# SHORT TASK:
Write out all of the entries that follow, word for word, but skip the pictures.

# RECORDS TO USE:

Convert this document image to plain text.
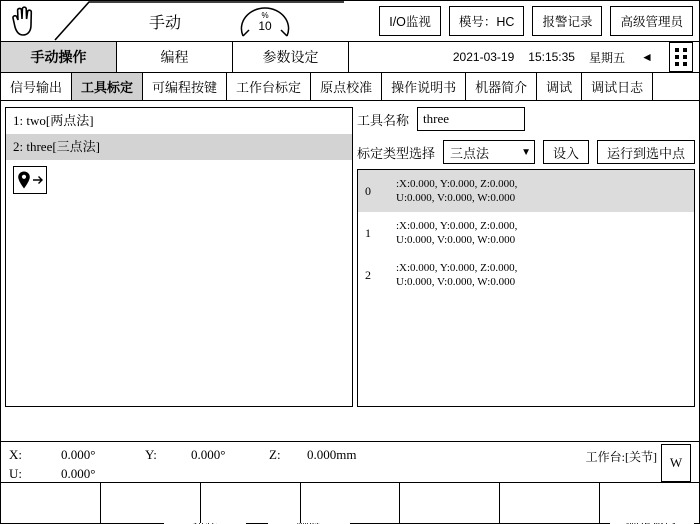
手动	%
10	I/O监视	模号：HC	报警记录	高级管理员
手动操作	编程	参数设定	2021-03-19 15:15:35 星期五 ◄
信号输出	工具标定	可编程按键	工作台标定	原点校准	操作说明书	机器简介	调试	调试日志
1: two[两点法]
2: three[三点法]
工具名称	three
标定类型选择 三点法	▼	设入	运行到选中点
0	:X:0.000, Y:0.000, Z:0.000,
U:0.000, V:0.000, W:0.000
1	:X:0.000, Y:0.000, Z:0.000,
U:0.000, V:0.000, W:0.000
2	:X:0.000, Y:0.000, Z:0.000,
U:0.000, V:0.000, W:0.000
X:	0.000°	Y:	0.000°	Z: 0.000mm
U:	0.000°
工作台:[关节] W
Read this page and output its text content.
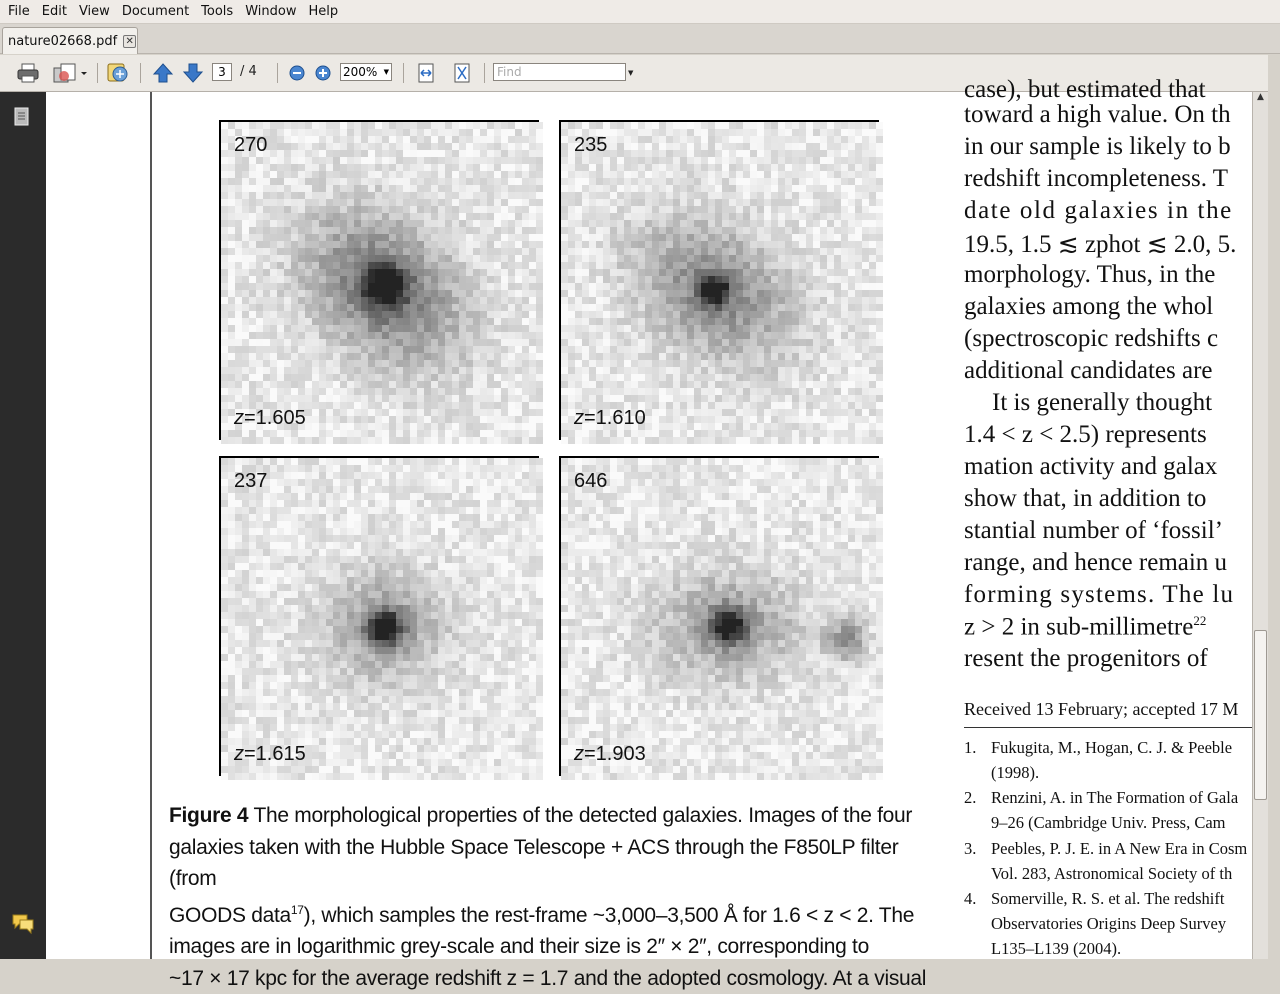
File Edit View Document Tools Window Help
nature02668.pdf ✕
3	/ 4	200% ▼	Find	▼
270
z=1.605
235
z=1.610
237
z=1.615
646
z=1.903
Figure 4 The morphological properties of the detected galaxies. Images of the four
galaxies taken with the Hubble Space Telescope + ACS through the F850LP filter (from
GOODS data$^{17}$), which samples the rest-frame ~3,000–3,500 Å for 1.6 < z < 2. The
images are in logarithmic grey-scale and their size is 2″ × 2″, corresponding to
~17 × 17 kpc for the average redshift z = 1.7 and the adopted cosmology. At a visual
case), but estimated that
toward a high value. On th
in our sample is likely to b
redshift incompleteness. T
date old galaxies in the
19.5, 1.5 ≲ zphot ≲ 2.0, 5.
morphology. Thus, in the
galaxies among the whol
(spectroscopic redshifts c
additional candidates are
It is generally thought
1.4 < z < 2.5) represents
mation activity and galax
show that, in addition to
stantial number of ‘fossil’
range, and hence remain u
forming systems. The lu
z > 2 in sub-millimetre$^{22}$
resent the progenitors of
Received 13 February; accepted 17 M
1. Fukugita, M., Hogan, C. J. & Peeble
(1998).
2. Renzini, A. in The Formation of Gala
9–26 (Cambridge Univ. Press, Cam
3. Peebles, P. J. E. in A New Era in Cosm
Vol. 283, Astronomical Society of th
4. Somerville, R. S. et al. The redshift
Observatories Origins Deep Survey
L135–L139 (2004).
▲
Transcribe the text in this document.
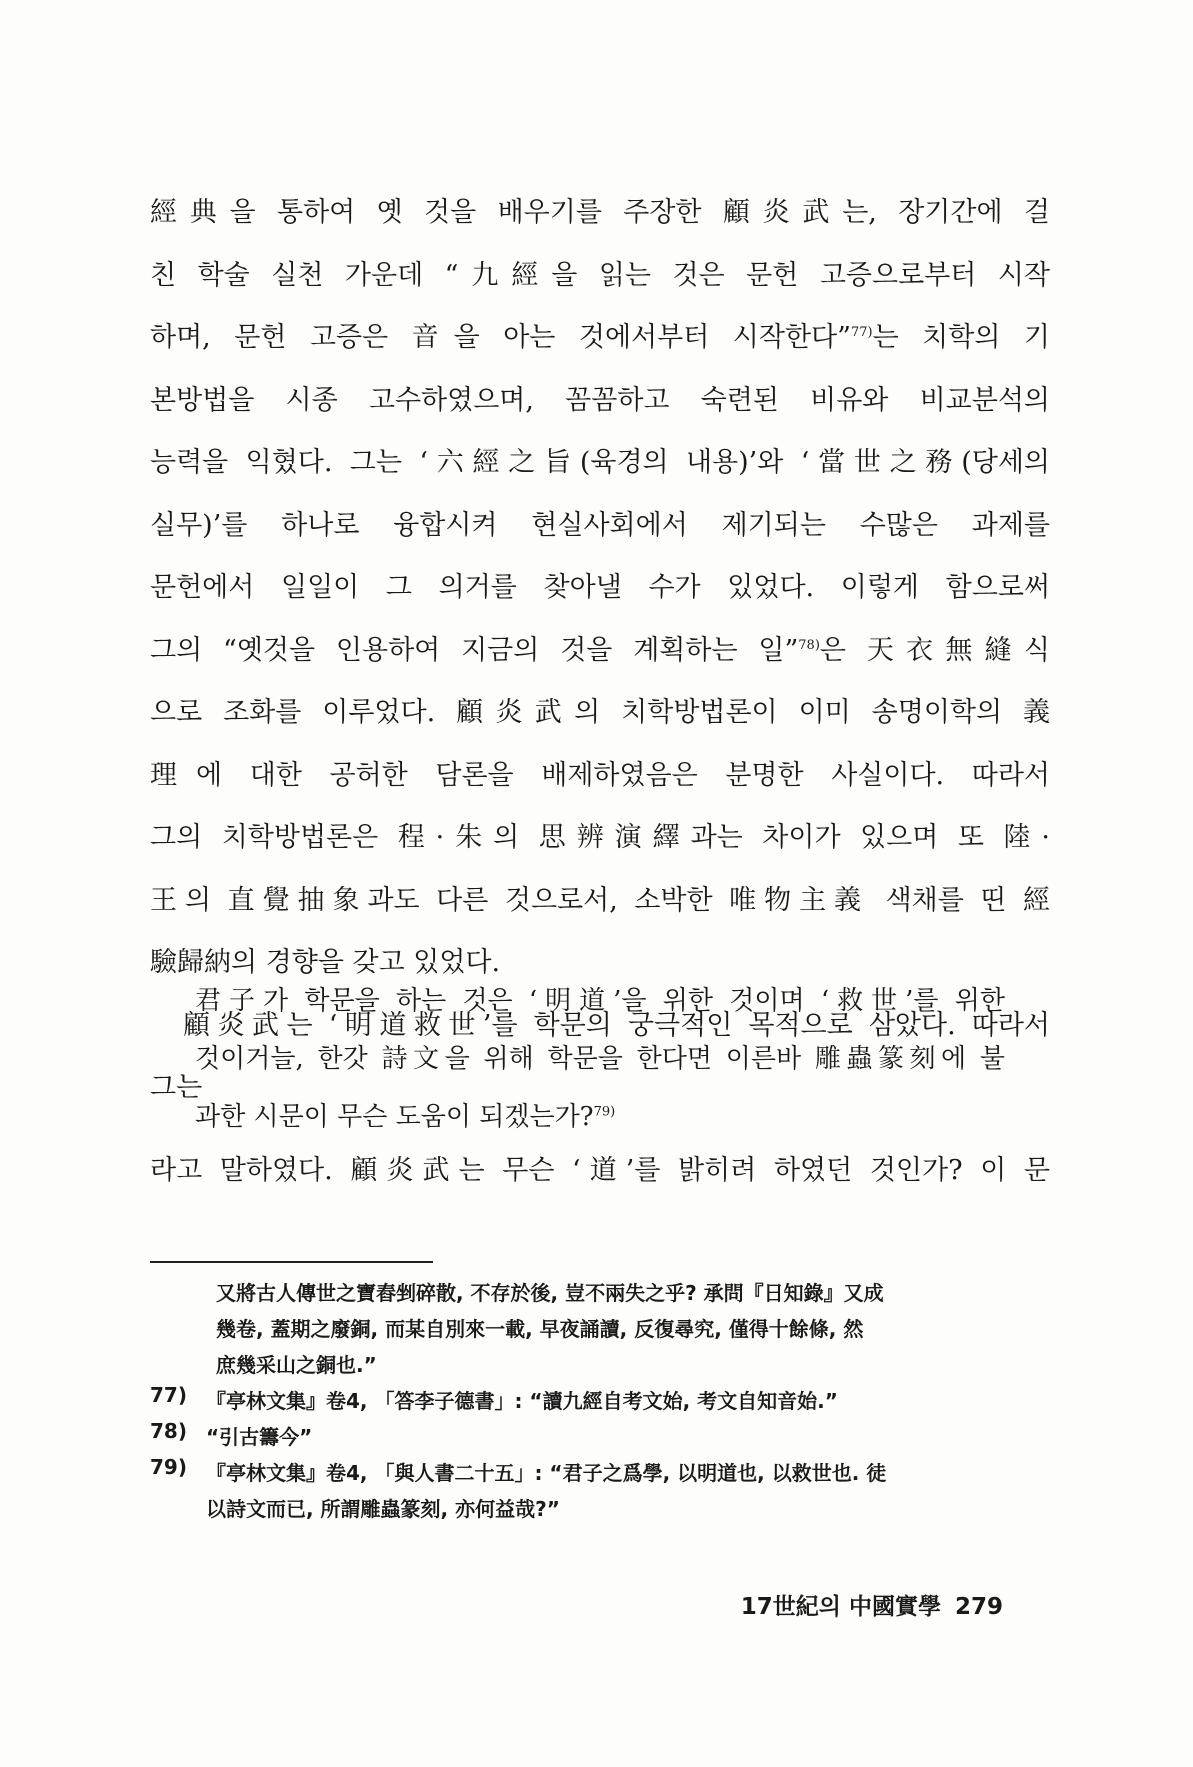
經典을 통하여 옛 것을 배우기를 주장한 顧炎武는, 장기간에 걸
친 학술 실천 가운데 “九經을 읽는 것은 문헌 고증으로부터 시작
하며, 문헌 고증은 音을 아는 것에서부터 시작한다”$^{77)}$는 치학의 기
본방법을 시종 고수하였으며, 꼼꼼하고 숙련된 비유와 비교분석의
능력을 익혔다. 그는 ‘六經之旨(육경의 내용)’와 ‘當世之務(당세의
실무)’를 하나로 융합시켜 현실사회에서 제기되는 수많은 과제를
문헌에서 일일이 그 의거를 찾아낼 수가 있었다. 이렇게 함으로써
그의 “옛것을 인용하여 지금의 것을 계획하는 일”$^{78)}$은 天衣無縫식
으로 조화를 이루었다. 顧炎武의 치학방법론이 이미 송명이학의 義
理에 대한 공허한 담론을 배제하였음은 분명한 사실이다. 따라서
그의 치학방법론은 程·朱의 思辨演繹과는 차이가 있으며 또 陸·
王의 直覺抽象과도 다른 것으로서, 소박한 唯物主義 색채를 띤 經
驗歸納의 경향을 갖고 있었다.
顧炎武는 ‘明道救世’를 학문의 궁극적인 목적으로 삼았다. 따라서
그는
君子가 학문을 하는 것은 ‘明道’을 위한 것이며 ‘救世’를 위한
것이거늘, 한갓 詩文을 위해 학문을 한다면 이른바 雕蟲篆刻에 불
과한 시문이 무슨 도움이 되겠는가?$^{79)}$
라고 말하였다. 顧炎武는 무슨 ‘道’를 밝히려 하였던 것인가? 이 문
又將古人傳世之寶舂剉碎散, 不存於後, 豈不兩失之乎? 承問『日知錄』又成
幾卷, 蓋期之廢銅, 而某自別來一載, 早夜誦讀, 反復尋究, 僅得十餘條, 然
庶幾采山之銅也.”
77) 『亭林文集』卷4, 「答李子德書」: “讀九經自考文始, 考文自知音始.”
78) “引古籌今”
79) 『亭林文集』卷4, 「與人書二十五」: “君子之爲學, 以明道也, 以救世也. 徒
以詩文而已, 所謂雕蟲篆刻, 亦何益哉?”
17世紀의 中國實學 279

# FULL ANSWER:
Convert this document image to plain text.
手动	%
10	I/O监视	模号：HC	报警记录	高级管理员
手动操作	编程	参数设定	2021-03-19 15:15:35 星期五 ◄
信号输出	工具标定	可编程按键	工作台标定	原点校准	操作说明书	机器简介	调试	调试日志
1: two[两点法]
2: three[三点法]
工具名称	three
标定类型选择 三点法	▼	设入	运行到选中点
0	:X:0.000, Y:0.000, Z:0.000,
U:0.000, V:0.000, W:0.000
1	:X:0.000, Y:0.000, Z:0.000,
U:0.000, V:0.000, W:0.000
2	:X:0.000, Y:0.000, Z:0.000,
U:0.000, V:0.000, W:0.000
X:	0.000°	Y:	0.000°	Z: 0.000mm
U:	0.000°
工作台:[关节] W
Read this page and output its text content.
File Edit View Document Tools Window Help
nature02668.pdf ✕
3	/ 4	200% ▼	Find	▼
270
z=1.605
235
z=1.610
237
z=1.615
646
z=1.903
Figure 4 The morphological properties of the detected galaxies. Images of the four
galaxies taken with the Hubble Space Telescope + ACS through the F850LP filter (from
GOODS data$^{17}$), which samples the rest-frame ~3,000–3,500 Å for 1.6 < z < 2. The
images are in logarithmic grey-scale and their size is 2″ × 2″, corresponding to
~17 × 17 kpc for the average redshift z = 1.7 and the adopted cosmology. At a visual
case), but estimated that
toward a high value. On th
in our sample is likely to b
redshift incompleteness. T
date old galaxies in the
19.5, 1.5 ≲ zphot ≲ 2.0, 5.
morphology. Thus, in the
galaxies among the whol
(spectroscopic redshifts c
additional candidates are
It is generally thought
1.4 < z < 2.5) represents
mation activity and galax
show that, in addition to
stantial number of ‘fossil’
range, and hence remain u
forming systems. The lu
z > 2 in sub-millimetre$^{22}$
resent the progenitors of
Received 13 February; accepted 17 M
1. Fukugita, M., Hogan, C. J. & Peeble
(1998).
2. Renzini, A. in The Formation of Gala
9–26 (Cambridge Univ. Press, Cam
3. Peebles, P. J. E. in A New Era in Cosm
Vol. 283, Astronomical Society of th
4. Somerville, R. S. et al. The redshift
Observatories Origins Deep Survey
L135–L139 (2004).
▲
Transcribe the text in this document.
經典을 통하여 옛 것을 배우기를 주장한 顧炎武는, 장기간에 걸
친 학술 실천 가운데 “九經을 읽는 것은 문헌 고증으로부터 시작
하며, 문헌 고증은 音을 아는 것에서부터 시작한다”$^{77)}$는 치학의 기
본방법을 시종 고수하였으며, 꼼꼼하고 숙련된 비유와 비교분석의
능력을 익혔다. 그는 ‘六經之旨(육경의 내용)’와 ‘當世之務(당세의
실무)’를 하나로 융합시켜 현실사회에서 제기되는 수많은 과제를
문헌에서 일일이 그 의거를 찾아낼 수가 있었다. 이렇게 함으로써
그의 “옛것을 인용하여 지금의 것을 계획하는 일”$^{78)}$은 天衣無縫식
으로 조화를 이루었다. 顧炎武의 치학방법론이 이미 송명이학의 義
理에 대한 공허한 담론을 배제하였음은 분명한 사실이다. 따라서
그의 치학방법론은 程·朱의 思辨演繹과는 차이가 있으며 또 陸·
王의 直覺抽象과도 다른 것으로서, 소박한 唯物主義 색채를 띤 經
驗歸納의 경향을 갖고 있었다.
顧炎武는 ‘明道救世’를 학문의 궁극적인 목적으로 삼았다. 따라서
그는
君子가 학문을 하는 것은 ‘明道’을 위한 것이며 ‘救世’를 위한
것이거늘, 한갓 詩文을 위해 학문을 한다면 이른바 雕蟲篆刻에 불
과한 시문이 무슨 도움이 되겠는가?$^{79)}$
라고 말하였다. 顧炎武는 무슨 ‘道’를 밝히려 하였던 것인가? 이 문
又將古人傳世之寶舂剉碎散, 不存於後, 豈不兩失之乎? 承問『日知錄』又成
幾卷, 蓋期之廢銅, 而某自別來一載, 早夜誦讀, 反復尋究, 僅得十餘條, 然
庶幾采山之銅也.”
77) 『亭林文集』卷4, 「答李子德書」: “讀九經自考文始, 考文自知音始.”
78) “引古籌今”
79) 『亭林文集』卷4, 「與人書二十五」: “君子之爲學, 以明道也, 以救世也. 徒
以詩文而已, 所謂雕蟲篆刻, 亦何益哉?”
17世紀의 中國實學 279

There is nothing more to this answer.